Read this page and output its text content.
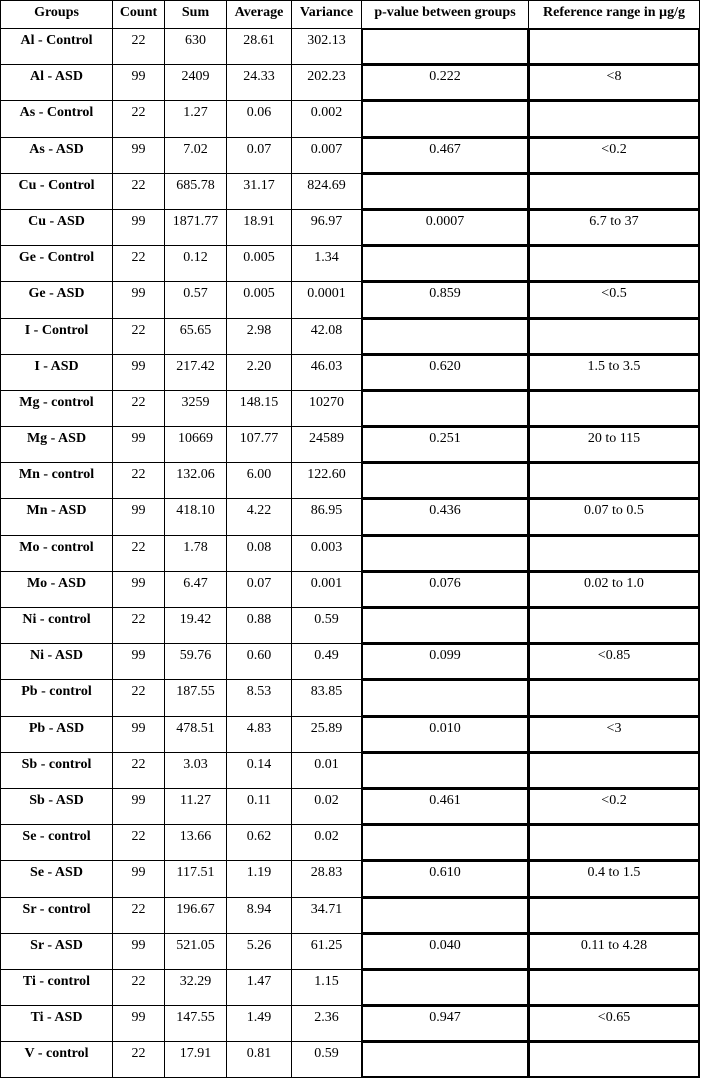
Groups	Count	Sum	Average	Variance	p-value between groups	Reference range in µg/g
Al - Control	22	630	28.61	302.13		
Al - ASD	99	2409	24.33	202.23	0.222	<8
As - Control	22	1.27	0.06	0.002		
As - ASD	99	7.02	0.07	0.007	0.467	<0.2
Cu - Control	22	685.78	31.17	824.69		
Cu - ASD	99	1871.77	18.91	96.97	0.0007	6.7 to 37
Ge - Control	22	0.12	0.005	1.34		
Ge - ASD	99	0.57	0.005	0.0001	0.859	<0.5
I - Control	22	65.65	2.98	42.08		
I - ASD	99	217.42	2.20	46.03	0.620	1.5 to 3.5
Mg - control	22	3259	148.15	10270		
Mg - ASD	99	10669	107.77	24589	0.251	20 to 115
Mn - control	22	132.06	6.00	122.60		
Mn - ASD	99	418.10	4.22	86.95	0.436	0.07 to 0.5
Mo - control	22	1.78	0.08	0.003		
Mo - ASD	99	6.47	0.07	0.001	0.076	0.02 to 1.0
Ni - control	22	19.42	0.88	0.59		
Ni - ASD	99	59.76	0.60	0.49	0.099	<0.85
Pb - control	22	187.55	8.53	83.85		
Pb - ASD	99	478.51	4.83	25.89	0.010	<3
Sb - control	22	3.03	0.14	0.01		
Sb - ASD	99	11.27	0.11	0.02	0.461	<0.2
Se - control	22	13.66	0.62	0.02		
Se - ASD	99	117.51	1.19	28.83	0.610	0.4 to 1.5
Sr - control	22	196.67	8.94	34.71		
Sr - ASD	99	521.05	5.26	61.25	0.040	0.11 to 4.28
Ti - control	22	32.29	1.47	1.15		
Ti - ASD	99	147.55	1.49	2.36	0.947	<0.65
V - control	22	17.91	0.81	0.59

• **EXERCISE REQUIREMENTS**
Transcribe the whole listing exactly. Pictures stay out of your copy.

• **TASK ANSWER**
Read this page and output its text content.
Groups	Count	Sum	Average	Variance	p-value between groups	Reference range in µg/g
Al - Control	22	630	28.61	302.13		
Al - ASD	99	2409	24.33	202.23	0.222	<8
As - Control	22	1.27	0.06	0.002		
As - ASD	99	7.02	0.07	0.007	0.467	<0.2
Cu - Control	22	685.78	31.17	824.69		
Cu - ASD	99	1871.77	18.91	96.97	0.0007	6.7 to 37
Ge - Control	22	0.12	0.005	1.34		
Ge - ASD	99	0.57	0.005	0.0001	0.859	<0.5
I - Control	22	65.65	2.98	42.08		
I - ASD	99	217.42	2.20	46.03	0.620	1.5 to 3.5
Mg - control	22	3259	148.15	10270		
Mg - ASD	99	10669	107.77	24589	0.251	20 to 115
Mn - control	22	132.06	6.00	122.60		
Mn - ASD	99	418.10	4.22	86.95	0.436	0.07 to 0.5
Mo - control	22	1.78	0.08	0.003		
Mo - ASD	99	6.47	0.07	0.001	0.076	0.02 to 1.0
Ni - control	22	19.42	0.88	0.59		
Ni - ASD	99	59.76	0.60	0.49	0.099	<0.85
Pb - control	22	187.55	8.53	83.85		
Pb - ASD	99	478.51	4.83	25.89	0.010	<3
Sb - control	22	3.03	0.14	0.01		
Sb - ASD	99	11.27	0.11	0.02	0.461	<0.2
Se - control	22	13.66	0.62	0.02		
Se - ASD	99	117.51	1.19	28.83	0.610	0.4 to 1.5
Sr - control	22	196.67	8.94	34.71		
Sr - ASD	99	521.05	5.26	61.25	0.040	0.11 to 4.28
Ti - control	22	32.29	1.47	1.15		
Ti - ASD	99	147.55	1.49	2.36	0.947	<0.65
V - control	22	17.91	0.81	0.59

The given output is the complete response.